→ Written task
Pull out every line from the listing that has the word "JSON".

(Entries from a dataset)
[start]

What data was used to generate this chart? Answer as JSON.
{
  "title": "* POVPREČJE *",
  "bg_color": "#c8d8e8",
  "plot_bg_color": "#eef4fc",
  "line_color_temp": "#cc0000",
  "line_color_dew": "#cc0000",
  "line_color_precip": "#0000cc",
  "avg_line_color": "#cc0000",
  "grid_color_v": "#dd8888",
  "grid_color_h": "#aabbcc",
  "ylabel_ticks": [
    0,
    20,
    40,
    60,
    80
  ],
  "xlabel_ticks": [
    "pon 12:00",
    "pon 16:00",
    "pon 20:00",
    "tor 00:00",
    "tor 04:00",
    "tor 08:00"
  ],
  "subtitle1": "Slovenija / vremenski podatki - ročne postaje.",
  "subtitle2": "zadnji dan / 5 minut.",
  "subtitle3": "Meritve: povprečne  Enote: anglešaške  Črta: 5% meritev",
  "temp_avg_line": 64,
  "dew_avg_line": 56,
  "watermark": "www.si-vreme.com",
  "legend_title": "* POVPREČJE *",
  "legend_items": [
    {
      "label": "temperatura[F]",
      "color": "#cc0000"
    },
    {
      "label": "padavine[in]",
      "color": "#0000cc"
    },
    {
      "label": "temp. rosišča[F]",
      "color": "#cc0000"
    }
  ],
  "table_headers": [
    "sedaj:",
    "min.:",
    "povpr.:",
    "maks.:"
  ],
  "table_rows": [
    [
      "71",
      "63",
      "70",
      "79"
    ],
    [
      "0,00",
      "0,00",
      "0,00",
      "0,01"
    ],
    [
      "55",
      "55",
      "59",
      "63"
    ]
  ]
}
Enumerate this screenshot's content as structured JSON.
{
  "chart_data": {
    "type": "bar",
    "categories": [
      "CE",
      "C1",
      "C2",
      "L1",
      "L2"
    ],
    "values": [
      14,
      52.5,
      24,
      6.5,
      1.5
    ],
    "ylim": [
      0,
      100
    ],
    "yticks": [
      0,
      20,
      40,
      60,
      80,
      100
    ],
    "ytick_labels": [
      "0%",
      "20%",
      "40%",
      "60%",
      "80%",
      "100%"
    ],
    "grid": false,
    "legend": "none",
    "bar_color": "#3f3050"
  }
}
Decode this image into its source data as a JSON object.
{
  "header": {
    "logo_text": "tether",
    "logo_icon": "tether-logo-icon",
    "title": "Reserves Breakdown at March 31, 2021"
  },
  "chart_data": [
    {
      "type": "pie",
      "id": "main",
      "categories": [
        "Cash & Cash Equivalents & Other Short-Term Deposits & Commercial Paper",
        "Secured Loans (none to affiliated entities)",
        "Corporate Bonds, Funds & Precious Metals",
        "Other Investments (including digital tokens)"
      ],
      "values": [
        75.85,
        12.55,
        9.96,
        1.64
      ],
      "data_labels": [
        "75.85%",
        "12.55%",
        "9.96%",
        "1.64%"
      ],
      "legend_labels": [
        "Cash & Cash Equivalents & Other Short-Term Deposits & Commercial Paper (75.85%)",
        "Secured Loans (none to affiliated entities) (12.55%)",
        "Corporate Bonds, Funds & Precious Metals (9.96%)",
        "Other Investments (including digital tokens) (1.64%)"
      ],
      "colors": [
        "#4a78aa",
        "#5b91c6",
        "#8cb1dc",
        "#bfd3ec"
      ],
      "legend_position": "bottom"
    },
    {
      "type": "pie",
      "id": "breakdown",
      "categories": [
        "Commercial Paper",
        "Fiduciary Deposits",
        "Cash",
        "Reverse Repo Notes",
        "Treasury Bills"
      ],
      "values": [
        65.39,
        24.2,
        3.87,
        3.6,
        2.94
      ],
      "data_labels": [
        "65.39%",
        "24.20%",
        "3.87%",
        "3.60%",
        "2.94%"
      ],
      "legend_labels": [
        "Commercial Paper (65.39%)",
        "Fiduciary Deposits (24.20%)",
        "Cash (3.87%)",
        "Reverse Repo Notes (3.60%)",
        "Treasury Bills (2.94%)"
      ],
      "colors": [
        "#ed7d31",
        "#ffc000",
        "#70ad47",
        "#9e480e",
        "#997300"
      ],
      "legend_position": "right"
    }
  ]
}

[end]

→ Solution below
What data was used to generate this chart? Answer as JSON.
Enumerate this screenshot's content as structured JSON.
Decode this image into its source data as a JSON object.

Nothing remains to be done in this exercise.